*What the task requires*
Write out each entry again. Keep every word exactly as it is.
[Begin]
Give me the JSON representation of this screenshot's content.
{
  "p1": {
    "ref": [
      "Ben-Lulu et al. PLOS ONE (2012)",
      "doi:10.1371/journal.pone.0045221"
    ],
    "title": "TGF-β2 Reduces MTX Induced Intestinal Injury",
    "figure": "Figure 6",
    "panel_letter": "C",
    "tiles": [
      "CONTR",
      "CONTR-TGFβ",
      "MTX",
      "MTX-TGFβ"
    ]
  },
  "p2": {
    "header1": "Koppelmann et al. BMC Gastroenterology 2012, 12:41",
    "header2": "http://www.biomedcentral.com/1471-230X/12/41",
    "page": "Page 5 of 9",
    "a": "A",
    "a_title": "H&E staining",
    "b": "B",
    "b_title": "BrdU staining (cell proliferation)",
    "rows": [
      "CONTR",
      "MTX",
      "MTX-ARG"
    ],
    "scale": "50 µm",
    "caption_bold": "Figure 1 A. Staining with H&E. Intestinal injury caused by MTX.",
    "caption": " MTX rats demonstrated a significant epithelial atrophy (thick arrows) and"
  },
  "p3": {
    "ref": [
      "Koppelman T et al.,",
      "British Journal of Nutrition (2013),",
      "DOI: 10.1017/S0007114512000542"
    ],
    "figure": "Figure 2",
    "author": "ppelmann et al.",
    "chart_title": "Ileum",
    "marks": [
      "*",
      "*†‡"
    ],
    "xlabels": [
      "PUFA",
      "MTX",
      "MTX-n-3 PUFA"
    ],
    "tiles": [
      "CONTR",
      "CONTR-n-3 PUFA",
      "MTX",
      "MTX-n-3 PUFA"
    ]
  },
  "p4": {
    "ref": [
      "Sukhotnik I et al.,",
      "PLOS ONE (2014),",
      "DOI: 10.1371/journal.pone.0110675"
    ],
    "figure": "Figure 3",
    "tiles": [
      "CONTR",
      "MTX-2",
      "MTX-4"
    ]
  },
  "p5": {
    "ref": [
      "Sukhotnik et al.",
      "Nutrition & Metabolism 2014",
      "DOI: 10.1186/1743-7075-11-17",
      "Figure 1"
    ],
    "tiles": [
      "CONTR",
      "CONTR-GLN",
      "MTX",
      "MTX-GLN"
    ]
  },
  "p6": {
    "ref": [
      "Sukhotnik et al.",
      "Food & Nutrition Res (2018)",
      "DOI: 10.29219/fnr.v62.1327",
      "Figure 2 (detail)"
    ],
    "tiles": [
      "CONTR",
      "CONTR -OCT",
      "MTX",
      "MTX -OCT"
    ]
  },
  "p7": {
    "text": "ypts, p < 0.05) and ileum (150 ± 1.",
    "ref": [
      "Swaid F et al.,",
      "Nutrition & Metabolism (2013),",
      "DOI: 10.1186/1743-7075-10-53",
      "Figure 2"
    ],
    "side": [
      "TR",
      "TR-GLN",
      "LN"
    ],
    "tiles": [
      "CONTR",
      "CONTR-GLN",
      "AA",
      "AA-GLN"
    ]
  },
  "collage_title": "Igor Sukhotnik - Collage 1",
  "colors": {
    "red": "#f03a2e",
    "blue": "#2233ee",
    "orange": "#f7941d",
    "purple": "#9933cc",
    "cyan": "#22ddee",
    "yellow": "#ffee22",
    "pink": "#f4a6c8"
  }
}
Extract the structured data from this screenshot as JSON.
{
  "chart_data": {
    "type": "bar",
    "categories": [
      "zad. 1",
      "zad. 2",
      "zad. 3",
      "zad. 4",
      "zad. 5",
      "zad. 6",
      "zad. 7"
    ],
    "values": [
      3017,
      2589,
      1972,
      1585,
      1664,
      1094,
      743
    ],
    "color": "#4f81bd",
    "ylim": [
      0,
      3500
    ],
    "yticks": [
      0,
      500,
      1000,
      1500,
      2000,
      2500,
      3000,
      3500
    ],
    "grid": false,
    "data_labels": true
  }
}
[End]
*Response*
Give me the JSON representation of this screenshot's content.
{
  "p1": {
    "ref": [
      "Ben-Lulu et al. PLOS ONE (2012)",
      "doi:10.1371/journal.pone.0045221"
    ],
    "title": "TGF-β2 Reduces MTX Induced Intestinal Injury",
    "figure": "Figure 6",
    "panel_letter": "C",
    "tiles": [
      "CONTR",
      "CONTR-TGFβ",
      "MTX",
      "MTX-TGFβ"
    ]
  },
  "p2": {
    "header1": "Koppelmann et al. BMC Gastroenterology 2012, 12:41",
    "header2": "http://www.biomedcentral.com/1471-230X/12/41",
    "page": "Page 5 of 9",
    "a": "A",
    "a_title": "H&E staining",
    "b": "B",
    "b_title": "BrdU staining (cell proliferation)",
    "rows": [
      "CONTR",
      "MTX",
      "MTX-ARG"
    ],
    "scale": "50 µm",
    "caption_bold": "Figure 1 A. Staining with H&E. Intestinal injury caused by MTX.",
    "caption": " MTX rats demonstrated a significant epithelial atrophy (thick arrows) and"
  },
  "p3": {
    "ref": [
      "Koppelman T et al.,",
      "British Journal of Nutrition (2013),",
      "DOI: 10.1017/S0007114512000542"
    ],
    "figure": "Figure 2",
    "author": "ppelmann et al.",
    "chart_title": "Ileum",
    "marks": [
      "*",
      "*†‡"
    ],
    "xlabels": [
      "PUFA",
      "MTX",
      "MTX-n-3 PUFA"
    ],
    "tiles": [
      "CONTR",
      "CONTR-n-3 PUFA",
      "MTX",
      "MTX-n-3 PUFA"
    ]
  },
  "p4": {
    "ref": [
      "Sukhotnik I et al.,",
      "PLOS ONE (2014),",
      "DOI: 10.1371/journal.pone.0110675"
    ],
    "figure": "Figure 3",
    "tiles": [
      "CONTR",
      "MTX-2",
      "MTX-4"
    ]
  },
  "p5": {
    "ref": [
      "Sukhotnik et al.",
      "Nutrition & Metabolism 2014",
      "DOI: 10.1186/1743-7075-11-17",
      "Figure 1"
    ],
    "tiles": [
      "CONTR",
      "CONTR-GLN",
      "MTX",
      "MTX-GLN"
    ]
  },
  "p6": {
    "ref": [
      "Sukhotnik et al.",
      "Food & Nutrition Res (2018)",
      "DOI: 10.29219/fnr.v62.1327",
      "Figure 2 (detail)"
    ],
    "tiles": [
      "CONTR",
      "CONTR -OCT",
      "MTX",
      "MTX -OCT"
    ]
  },
  "p7": {
    "text": "ypts, p < 0.05) and ileum (150 ± 1.",
    "ref": [
      "Swaid F et al.,",
      "Nutrition & Metabolism (2013),",
      "DOI: 10.1186/1743-7075-10-53",
      "Figure 2"
    ],
    "side": [
      "TR",
      "TR-GLN",
      "LN"
    ],
    "tiles": [
      "CONTR",
      "CONTR-GLN",
      "AA",
      "AA-GLN"
    ]
  },
  "collage_title": "Igor Sukhotnik - Collage 1",
  "colors": {
    "red": "#f03a2e",
    "blue": "#2233ee",
    "orange": "#f7941d",
    "purple": "#9933cc",
    "cyan": "#22ddee",
    "yellow": "#ffee22",
    "pink": "#f4a6c8"
  }
}
Extract the structured data from this screenshot as JSON.
{
  "chart_data": {
    "type": "bar",
    "categories": [
      "zad. 1",
      "zad. 2",
      "zad. 3",
      "zad. 4",
      "zad. 5",
      "zad. 6",
      "zad. 7"
    ],
    "values": [
      3017,
      2589,
      1972,
      1585,
      1664,
      1094,
      743
    ],
    "color": "#4f81bd",
    "ylim": [
      0,
      3500
    ],
    "yticks": [
      0,
      500,
      1000,
      1500,
      2000,
      2500,
      3000,
      3500
    ],
    "grid": false,
    "data_labels": true
  }
}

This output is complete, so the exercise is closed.